Stored items from a collection

-- Start --

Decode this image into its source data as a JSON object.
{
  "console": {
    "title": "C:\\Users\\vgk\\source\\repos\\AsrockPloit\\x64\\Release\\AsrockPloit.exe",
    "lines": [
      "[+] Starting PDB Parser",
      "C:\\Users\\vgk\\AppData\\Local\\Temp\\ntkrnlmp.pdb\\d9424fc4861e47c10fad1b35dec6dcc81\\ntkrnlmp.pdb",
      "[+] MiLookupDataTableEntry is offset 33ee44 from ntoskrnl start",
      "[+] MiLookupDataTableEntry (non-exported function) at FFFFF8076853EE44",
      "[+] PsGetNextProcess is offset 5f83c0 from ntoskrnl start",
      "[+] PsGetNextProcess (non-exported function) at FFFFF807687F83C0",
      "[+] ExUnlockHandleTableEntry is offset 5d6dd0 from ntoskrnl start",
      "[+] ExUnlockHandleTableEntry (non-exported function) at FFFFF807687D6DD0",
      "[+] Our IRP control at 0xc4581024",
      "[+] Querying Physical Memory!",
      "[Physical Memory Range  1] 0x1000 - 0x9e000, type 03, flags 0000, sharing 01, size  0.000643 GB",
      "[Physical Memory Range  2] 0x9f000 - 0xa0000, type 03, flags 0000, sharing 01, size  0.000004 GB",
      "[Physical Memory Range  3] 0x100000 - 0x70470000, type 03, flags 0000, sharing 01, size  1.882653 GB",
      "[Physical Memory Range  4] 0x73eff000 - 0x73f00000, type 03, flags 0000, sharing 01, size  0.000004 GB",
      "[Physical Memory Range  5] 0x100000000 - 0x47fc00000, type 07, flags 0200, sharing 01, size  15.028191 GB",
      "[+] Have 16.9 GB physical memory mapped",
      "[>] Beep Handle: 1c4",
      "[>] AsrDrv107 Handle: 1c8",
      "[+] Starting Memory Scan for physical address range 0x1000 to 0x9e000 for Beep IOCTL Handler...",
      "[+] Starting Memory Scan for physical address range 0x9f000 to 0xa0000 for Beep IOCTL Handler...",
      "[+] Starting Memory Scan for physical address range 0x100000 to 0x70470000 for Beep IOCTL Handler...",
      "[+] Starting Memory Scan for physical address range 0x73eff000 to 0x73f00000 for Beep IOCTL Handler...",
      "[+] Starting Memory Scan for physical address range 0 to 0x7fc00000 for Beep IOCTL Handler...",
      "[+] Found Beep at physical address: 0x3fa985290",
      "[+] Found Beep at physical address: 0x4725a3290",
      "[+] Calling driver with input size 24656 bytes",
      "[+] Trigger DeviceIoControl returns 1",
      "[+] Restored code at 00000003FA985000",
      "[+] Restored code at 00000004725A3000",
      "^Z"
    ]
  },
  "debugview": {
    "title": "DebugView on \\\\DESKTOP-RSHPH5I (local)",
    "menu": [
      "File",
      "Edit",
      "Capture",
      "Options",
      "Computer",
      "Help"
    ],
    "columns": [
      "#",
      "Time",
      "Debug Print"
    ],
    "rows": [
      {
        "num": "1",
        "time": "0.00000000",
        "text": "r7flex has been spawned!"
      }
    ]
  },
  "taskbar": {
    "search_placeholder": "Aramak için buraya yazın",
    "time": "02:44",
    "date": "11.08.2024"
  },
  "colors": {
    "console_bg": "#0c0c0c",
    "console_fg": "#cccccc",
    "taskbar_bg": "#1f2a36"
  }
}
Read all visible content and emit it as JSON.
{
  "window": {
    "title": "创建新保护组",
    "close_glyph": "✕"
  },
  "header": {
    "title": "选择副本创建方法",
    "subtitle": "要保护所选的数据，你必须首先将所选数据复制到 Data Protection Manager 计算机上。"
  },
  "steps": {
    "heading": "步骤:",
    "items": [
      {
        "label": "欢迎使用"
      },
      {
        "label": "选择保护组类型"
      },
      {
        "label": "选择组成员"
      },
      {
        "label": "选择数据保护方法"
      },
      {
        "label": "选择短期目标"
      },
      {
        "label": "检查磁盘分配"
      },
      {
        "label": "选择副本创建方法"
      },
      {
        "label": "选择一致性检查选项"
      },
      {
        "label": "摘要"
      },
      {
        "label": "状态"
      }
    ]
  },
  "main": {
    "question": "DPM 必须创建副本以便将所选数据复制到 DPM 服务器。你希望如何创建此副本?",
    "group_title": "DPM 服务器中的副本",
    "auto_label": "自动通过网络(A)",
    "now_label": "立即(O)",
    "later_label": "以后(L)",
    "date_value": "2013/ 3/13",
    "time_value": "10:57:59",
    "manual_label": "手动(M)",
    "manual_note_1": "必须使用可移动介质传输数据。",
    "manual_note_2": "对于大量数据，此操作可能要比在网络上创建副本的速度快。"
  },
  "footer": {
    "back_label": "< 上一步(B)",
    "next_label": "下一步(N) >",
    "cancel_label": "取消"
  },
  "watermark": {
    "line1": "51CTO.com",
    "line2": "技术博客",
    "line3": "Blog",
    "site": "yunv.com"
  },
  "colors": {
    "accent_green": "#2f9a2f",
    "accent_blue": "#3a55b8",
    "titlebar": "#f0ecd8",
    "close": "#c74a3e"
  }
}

-- End --
-- Start --

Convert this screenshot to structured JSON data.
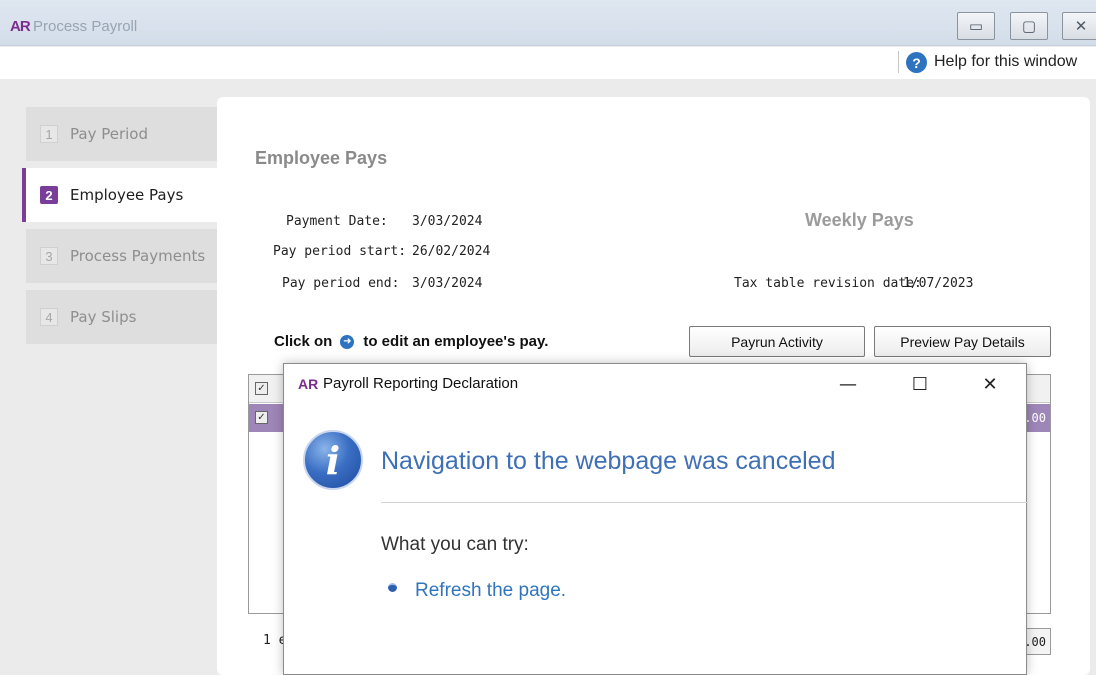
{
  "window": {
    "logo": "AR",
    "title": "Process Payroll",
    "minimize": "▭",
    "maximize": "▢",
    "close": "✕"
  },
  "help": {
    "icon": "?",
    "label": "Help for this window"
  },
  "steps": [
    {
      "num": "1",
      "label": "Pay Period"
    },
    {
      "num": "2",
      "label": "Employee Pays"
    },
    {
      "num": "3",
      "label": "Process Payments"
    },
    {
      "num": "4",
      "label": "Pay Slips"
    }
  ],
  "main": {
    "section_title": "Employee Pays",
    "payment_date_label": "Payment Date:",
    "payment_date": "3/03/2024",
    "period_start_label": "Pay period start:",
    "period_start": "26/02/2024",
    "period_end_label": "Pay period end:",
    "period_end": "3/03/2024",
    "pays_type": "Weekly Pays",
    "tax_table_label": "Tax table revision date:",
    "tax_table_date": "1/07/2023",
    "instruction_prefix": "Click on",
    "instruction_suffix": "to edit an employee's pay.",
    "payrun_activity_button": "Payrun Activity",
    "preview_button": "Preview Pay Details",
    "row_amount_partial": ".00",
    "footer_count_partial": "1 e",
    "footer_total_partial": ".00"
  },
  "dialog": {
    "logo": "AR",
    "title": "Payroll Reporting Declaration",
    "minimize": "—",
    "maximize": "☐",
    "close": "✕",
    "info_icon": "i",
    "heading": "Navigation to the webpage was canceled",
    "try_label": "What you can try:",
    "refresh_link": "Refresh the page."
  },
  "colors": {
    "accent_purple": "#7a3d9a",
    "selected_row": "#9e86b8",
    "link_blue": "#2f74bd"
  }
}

-- End --

**REQUIREMENTS:** Note every line above where the string "Handler" shows up, and copy those lines.

**CORRECT RESPONSE:**
      "[+] Starting Memory Scan for physical address range 0x1000 to 0x9e000 for Beep IOCTL Handler...",
      "[+] Starting Memory Scan for physical address range 0x9f000 to 0xa0000 for Beep IOCTL Handler...",
      "[+] Starting Memory Scan for physical address range 0x100000 to 0x70470000 for Beep IOCTL Handler...",
      "[+] Starting Memory Scan for physical address range 0x73eff000 to 0x73f00000 for Beep IOCTL Handler...",
      "[+] Starting Memory Scan for physical address range 0 to 0x7fc00000 for Beep IOCTL Handler...",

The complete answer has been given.